> GIVEN RECORDS:
-- Begin --

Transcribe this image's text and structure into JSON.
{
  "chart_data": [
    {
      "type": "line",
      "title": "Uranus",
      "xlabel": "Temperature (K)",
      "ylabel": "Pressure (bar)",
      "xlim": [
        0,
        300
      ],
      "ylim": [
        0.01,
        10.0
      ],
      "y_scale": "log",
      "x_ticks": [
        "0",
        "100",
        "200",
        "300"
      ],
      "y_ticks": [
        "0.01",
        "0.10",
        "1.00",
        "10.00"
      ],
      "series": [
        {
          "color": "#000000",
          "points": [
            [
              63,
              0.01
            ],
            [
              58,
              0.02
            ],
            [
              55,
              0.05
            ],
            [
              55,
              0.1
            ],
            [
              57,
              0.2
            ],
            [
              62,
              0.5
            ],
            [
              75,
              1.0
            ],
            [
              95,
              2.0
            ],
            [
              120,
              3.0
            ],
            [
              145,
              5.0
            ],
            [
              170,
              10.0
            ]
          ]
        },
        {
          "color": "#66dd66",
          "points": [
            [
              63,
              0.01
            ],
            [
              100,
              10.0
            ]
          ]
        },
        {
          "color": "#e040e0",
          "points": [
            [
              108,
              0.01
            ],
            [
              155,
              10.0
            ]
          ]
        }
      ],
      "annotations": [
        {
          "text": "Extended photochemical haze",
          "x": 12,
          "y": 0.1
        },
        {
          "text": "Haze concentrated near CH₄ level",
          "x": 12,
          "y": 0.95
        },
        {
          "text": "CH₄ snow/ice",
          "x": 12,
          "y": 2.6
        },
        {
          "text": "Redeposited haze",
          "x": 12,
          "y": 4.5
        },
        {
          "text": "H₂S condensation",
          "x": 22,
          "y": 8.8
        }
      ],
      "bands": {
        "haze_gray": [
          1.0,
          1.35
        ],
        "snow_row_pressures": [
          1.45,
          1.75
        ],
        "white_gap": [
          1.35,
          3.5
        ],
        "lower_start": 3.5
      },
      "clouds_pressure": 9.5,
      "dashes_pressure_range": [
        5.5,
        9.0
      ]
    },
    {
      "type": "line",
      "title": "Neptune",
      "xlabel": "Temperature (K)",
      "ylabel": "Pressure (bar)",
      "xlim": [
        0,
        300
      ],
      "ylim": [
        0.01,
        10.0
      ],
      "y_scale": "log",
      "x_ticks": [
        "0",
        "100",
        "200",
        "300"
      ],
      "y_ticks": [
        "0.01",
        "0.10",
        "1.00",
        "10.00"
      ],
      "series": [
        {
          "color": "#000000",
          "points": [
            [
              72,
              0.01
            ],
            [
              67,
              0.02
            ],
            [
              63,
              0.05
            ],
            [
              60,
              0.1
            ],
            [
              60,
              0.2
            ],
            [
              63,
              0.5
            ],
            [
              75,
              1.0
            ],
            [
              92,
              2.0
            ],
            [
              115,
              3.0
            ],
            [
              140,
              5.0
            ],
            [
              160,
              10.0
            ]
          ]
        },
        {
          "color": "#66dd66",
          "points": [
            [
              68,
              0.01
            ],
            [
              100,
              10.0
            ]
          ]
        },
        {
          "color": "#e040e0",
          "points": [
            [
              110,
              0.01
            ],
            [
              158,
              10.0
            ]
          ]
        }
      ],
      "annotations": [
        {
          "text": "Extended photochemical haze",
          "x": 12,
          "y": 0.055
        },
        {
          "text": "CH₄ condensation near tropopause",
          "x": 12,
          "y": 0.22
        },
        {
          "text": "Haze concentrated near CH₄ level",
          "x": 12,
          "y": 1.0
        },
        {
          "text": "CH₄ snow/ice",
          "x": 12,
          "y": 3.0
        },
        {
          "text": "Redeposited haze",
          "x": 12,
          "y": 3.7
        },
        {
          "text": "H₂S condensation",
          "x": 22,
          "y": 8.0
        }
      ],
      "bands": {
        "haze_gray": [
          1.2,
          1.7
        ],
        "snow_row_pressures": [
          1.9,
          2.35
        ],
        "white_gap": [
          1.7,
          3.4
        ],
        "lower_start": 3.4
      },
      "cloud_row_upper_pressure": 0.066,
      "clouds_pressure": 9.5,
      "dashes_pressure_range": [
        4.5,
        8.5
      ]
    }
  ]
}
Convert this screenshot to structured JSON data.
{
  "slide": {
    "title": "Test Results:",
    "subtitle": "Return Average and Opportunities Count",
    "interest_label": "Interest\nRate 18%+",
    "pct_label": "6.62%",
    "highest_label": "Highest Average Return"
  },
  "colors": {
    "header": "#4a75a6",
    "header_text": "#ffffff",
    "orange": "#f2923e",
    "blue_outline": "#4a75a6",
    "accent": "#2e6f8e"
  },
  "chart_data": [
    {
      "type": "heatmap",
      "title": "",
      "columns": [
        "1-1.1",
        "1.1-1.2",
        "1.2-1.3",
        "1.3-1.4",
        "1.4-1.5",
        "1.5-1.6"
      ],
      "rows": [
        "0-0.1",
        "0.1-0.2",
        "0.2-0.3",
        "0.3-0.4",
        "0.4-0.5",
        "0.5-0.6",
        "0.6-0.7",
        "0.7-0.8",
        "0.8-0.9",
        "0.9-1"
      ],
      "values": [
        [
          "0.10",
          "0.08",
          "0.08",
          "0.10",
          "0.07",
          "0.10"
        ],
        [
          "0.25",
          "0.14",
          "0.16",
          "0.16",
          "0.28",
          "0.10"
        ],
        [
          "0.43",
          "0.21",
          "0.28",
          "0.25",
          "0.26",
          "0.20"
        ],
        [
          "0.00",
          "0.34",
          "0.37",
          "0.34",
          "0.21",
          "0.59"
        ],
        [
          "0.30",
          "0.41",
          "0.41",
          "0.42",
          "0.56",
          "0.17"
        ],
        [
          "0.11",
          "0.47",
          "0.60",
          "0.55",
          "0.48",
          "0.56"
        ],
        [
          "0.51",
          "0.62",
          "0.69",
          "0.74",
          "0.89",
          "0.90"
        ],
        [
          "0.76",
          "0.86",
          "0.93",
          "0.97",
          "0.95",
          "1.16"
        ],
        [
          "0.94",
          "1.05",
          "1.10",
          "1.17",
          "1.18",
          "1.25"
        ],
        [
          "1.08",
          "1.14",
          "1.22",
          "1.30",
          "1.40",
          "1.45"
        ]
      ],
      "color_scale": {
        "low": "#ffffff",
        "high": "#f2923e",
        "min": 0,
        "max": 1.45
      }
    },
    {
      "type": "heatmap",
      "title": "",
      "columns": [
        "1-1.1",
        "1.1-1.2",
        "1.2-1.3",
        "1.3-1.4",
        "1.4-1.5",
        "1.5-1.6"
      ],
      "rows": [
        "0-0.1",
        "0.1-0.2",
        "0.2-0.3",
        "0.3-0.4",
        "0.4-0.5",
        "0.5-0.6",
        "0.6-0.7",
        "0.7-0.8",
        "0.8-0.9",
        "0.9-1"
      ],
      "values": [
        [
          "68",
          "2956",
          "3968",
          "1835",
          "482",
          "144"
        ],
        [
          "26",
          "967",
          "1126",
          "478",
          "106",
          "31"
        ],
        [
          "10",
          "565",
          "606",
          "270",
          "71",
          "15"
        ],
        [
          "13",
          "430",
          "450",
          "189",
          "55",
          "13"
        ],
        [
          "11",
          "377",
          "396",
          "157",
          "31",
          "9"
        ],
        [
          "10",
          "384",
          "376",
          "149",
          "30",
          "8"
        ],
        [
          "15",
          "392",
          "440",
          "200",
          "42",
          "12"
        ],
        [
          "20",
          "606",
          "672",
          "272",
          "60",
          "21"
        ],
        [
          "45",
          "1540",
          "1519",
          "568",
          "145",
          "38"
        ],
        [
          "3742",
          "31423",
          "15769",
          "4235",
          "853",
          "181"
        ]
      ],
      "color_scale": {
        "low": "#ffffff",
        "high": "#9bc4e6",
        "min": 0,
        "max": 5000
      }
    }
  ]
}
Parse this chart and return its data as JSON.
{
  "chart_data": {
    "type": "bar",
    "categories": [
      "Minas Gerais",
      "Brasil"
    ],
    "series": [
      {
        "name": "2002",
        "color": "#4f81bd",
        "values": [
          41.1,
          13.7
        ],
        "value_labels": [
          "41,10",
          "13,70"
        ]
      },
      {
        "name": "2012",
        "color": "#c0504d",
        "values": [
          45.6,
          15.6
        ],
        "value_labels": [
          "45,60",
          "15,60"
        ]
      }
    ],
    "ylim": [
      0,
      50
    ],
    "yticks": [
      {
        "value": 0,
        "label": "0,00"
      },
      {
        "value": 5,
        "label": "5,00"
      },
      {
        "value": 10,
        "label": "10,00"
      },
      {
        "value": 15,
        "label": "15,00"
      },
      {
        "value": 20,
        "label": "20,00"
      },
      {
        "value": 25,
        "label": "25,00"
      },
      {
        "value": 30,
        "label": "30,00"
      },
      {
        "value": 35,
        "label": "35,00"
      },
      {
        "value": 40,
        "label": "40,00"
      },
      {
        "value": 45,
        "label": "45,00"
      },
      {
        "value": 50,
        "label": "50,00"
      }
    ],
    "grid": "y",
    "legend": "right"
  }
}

-- End --

> WHAT IS NEEDED: Filter the entries and copy out every line with the word "JSON".

> OUTPUT OF THE TASK:
Transcribe this image's text and structure into JSON.
Convert this screenshot to structured JSON data.
Parse this chart and return its data as JSON.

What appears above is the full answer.